begin INFORMATION GIVEN

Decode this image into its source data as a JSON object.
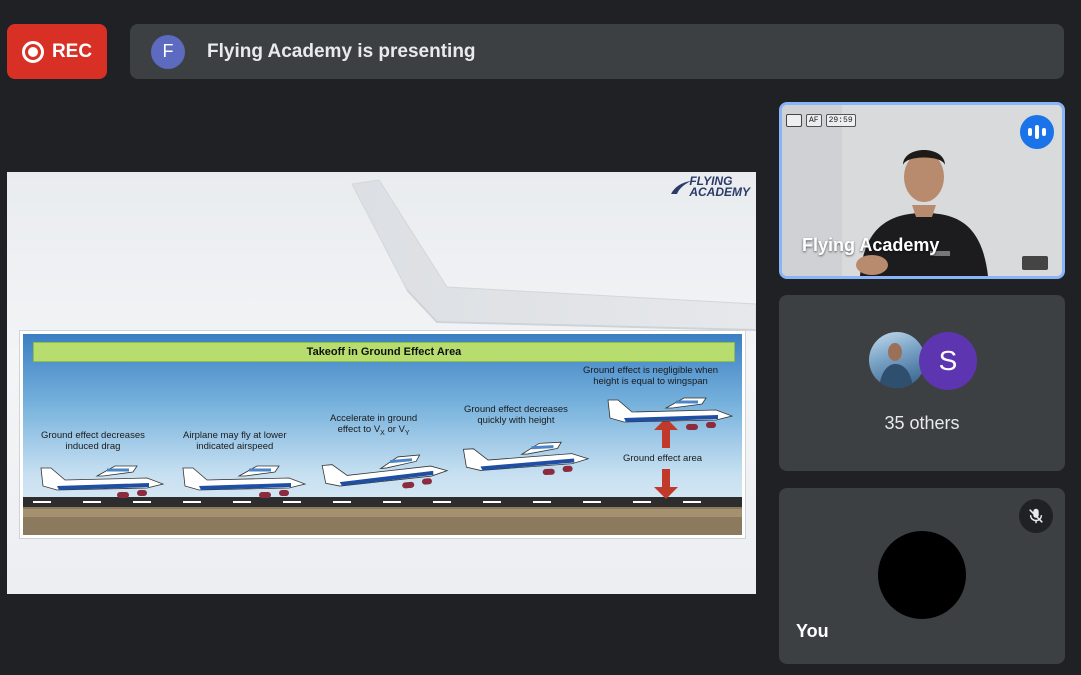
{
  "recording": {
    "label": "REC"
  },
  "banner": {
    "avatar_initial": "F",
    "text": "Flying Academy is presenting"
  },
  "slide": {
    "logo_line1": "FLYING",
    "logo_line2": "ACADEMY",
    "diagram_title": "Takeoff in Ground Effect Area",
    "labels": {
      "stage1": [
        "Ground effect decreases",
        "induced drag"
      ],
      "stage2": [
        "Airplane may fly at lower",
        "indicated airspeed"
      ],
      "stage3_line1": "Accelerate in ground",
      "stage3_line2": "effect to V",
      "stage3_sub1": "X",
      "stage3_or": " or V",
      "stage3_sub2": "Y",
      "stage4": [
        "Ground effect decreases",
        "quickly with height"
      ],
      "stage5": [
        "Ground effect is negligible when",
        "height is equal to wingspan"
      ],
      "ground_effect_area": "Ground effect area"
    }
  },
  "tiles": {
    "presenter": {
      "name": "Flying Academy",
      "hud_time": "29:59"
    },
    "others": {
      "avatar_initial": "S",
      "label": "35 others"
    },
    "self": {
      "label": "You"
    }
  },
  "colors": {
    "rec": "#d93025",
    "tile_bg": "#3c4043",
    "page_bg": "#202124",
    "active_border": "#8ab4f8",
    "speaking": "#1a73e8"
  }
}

end INFORMATION GIVEN
begin INFORMATION GIVEN

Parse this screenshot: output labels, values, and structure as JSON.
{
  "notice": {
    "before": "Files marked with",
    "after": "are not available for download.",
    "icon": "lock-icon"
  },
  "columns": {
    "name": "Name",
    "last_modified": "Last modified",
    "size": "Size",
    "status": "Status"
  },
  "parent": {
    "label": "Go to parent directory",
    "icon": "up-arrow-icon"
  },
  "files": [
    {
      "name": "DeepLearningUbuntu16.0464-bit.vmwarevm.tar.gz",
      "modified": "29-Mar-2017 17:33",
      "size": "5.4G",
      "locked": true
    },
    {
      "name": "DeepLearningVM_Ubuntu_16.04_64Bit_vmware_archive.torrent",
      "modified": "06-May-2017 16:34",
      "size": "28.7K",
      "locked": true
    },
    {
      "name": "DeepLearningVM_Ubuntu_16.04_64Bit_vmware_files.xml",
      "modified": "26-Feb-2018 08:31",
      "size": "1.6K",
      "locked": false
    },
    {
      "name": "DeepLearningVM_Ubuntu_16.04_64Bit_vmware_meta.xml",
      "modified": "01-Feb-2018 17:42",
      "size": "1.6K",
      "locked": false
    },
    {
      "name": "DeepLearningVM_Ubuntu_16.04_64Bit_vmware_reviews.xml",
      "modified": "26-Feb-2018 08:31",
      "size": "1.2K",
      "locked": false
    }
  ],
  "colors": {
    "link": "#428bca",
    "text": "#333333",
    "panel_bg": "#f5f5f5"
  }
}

end INFORMATION GIVEN

GIVEN REQUEST
In the material above, find the lines that contain "JSON" and show them.

REPLY
Decode this image into its source data as a JSON object.
Parse this screenshot: output labels, values, and structure as JSON.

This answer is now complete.